4 Reasons to Self-Publish Your Book

If you’re a writer, it’s a pretty safe bet that you want to see your book baby published and enjoyed by readers one day. But the pros and cons of self-publishing and traditional publishing aren’t always outlined when you’re just starting your journey. I hope these reasons to self-publish, plus a few cautionary tidbits of advice, will help you decide which avenue is best for your and your story.

While not every writer has publishing ambitions, many do and these reasons to self-publish might sway you in one direction or the other.

Higher Royalties Are One of the Main Reasons to Self-Publish

While it depends on the price point of your book, you could garner up to 70% in royalties for each sale when you self-publish—a yield you’re more than unlikely to receive when on the traditional publishing path.

A traditionally published author is most likely to receive between 10-20% per sale, but that figure could venture even lower if you’re a new author without an existing platform.

EXERCISE A: Decide whether each statement agrees with the passage about self-publishing, answering yes or no and quoting the words from the passage that decide it: (i) Self-published authors could earn up to 70% in royalties per sale. (ii) Every writer has publishing ambitions. (iii) A traditionally published author most likely receives between 10-20% per sale.
EXERCISE B: Summarize the passage about self-publishing in two sentences.
EXERCISE C: Copy the passage about self-publishing word for word, from "Higher Royalties Are" up to and including "traditional publishing path.".
Rely only on the passage about self-publishing.

PROVIDED DATA:
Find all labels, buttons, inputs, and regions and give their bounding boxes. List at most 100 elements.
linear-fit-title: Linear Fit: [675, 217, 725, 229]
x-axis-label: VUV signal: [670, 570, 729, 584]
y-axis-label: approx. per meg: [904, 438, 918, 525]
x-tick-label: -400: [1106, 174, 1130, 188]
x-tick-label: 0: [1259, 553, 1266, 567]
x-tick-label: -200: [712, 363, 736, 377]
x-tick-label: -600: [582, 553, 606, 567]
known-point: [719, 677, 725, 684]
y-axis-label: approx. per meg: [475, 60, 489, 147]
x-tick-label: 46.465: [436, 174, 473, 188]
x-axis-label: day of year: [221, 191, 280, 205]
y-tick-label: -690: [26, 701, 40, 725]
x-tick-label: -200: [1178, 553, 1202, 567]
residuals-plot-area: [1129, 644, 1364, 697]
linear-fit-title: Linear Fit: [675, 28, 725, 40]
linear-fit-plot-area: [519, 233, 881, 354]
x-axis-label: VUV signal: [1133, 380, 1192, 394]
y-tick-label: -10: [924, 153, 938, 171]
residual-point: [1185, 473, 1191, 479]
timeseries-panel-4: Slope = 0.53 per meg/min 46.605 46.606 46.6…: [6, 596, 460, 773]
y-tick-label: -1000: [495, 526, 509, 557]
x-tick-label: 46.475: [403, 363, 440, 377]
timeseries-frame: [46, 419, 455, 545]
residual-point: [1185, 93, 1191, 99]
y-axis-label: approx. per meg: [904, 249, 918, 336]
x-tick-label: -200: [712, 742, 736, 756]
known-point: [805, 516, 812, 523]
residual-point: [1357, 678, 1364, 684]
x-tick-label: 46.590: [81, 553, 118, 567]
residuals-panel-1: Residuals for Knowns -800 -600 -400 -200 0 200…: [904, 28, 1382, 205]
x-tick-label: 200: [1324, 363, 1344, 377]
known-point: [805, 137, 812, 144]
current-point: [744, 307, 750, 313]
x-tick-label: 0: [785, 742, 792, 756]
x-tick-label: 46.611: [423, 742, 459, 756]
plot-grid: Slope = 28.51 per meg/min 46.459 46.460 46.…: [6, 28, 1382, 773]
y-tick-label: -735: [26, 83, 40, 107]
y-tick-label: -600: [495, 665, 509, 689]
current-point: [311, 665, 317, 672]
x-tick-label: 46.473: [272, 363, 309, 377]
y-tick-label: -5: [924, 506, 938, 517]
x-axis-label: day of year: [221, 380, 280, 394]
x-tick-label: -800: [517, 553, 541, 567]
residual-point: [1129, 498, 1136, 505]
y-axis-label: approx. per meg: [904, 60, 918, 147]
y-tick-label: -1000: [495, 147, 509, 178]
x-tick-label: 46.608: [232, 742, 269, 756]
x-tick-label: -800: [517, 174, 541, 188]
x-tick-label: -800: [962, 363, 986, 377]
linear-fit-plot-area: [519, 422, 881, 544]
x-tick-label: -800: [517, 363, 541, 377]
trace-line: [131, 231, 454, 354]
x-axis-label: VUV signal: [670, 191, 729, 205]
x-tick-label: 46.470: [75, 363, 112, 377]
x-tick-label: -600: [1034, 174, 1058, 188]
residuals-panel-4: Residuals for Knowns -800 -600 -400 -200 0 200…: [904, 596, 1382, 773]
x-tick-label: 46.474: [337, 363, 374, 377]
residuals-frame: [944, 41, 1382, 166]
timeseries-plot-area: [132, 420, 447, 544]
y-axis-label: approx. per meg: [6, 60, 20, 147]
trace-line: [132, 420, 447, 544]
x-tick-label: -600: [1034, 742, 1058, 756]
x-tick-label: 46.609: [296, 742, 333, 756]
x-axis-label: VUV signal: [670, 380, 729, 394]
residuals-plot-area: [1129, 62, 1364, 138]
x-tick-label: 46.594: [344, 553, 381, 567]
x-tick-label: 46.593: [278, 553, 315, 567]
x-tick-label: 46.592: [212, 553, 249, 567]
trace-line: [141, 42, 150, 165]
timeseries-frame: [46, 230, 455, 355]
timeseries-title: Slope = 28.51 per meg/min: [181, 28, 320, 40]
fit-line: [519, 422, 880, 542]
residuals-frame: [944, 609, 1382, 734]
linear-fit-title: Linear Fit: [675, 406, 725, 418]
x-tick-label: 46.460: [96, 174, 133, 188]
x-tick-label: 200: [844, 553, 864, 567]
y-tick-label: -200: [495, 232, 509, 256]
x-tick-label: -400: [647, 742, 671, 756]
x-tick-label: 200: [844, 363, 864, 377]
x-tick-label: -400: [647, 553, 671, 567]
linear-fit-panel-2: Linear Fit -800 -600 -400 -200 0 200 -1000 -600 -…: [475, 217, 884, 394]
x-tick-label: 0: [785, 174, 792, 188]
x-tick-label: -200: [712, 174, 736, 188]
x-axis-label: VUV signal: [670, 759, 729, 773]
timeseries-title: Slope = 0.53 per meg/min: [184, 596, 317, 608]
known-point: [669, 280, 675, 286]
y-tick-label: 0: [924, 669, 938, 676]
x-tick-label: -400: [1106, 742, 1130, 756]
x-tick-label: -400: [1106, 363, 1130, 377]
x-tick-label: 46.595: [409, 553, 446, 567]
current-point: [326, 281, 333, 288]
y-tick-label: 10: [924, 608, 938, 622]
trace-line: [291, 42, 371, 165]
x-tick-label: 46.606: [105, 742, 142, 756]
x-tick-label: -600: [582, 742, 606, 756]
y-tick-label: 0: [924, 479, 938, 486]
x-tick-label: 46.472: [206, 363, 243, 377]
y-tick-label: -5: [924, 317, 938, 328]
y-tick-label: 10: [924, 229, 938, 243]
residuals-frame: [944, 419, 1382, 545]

WORKED SOLUTION A:
(i) Yes: "you could garner up to 70% in royalties for each sale when you self-publish"
(ii) No: "While not every writer has publishing ambitions"
(iii) Yes: "A traditionally published author is most likely to receive between 10-20% per sale"

WORKED SOLUTION B: The passage presents reasons to self-publish, along with some cautionary advice, to help writers choose between self-publishing and traditional publishing. Its main point is that self-published authors could earn up to 70% in royalties per sale, depending on the book's price, while traditionally published authors most likely receive 10-20%, or even less if they are new and have no existing platform.

WORKED SOLUTION C:
Higher Royalties Are One of the Main Reasons to Self-Publish

While it depends on the price point of your book, you could garner up to 70% in royalties for each sale when you self-publish—a yield you’re more than unlikely to receive when on the traditional publishing path.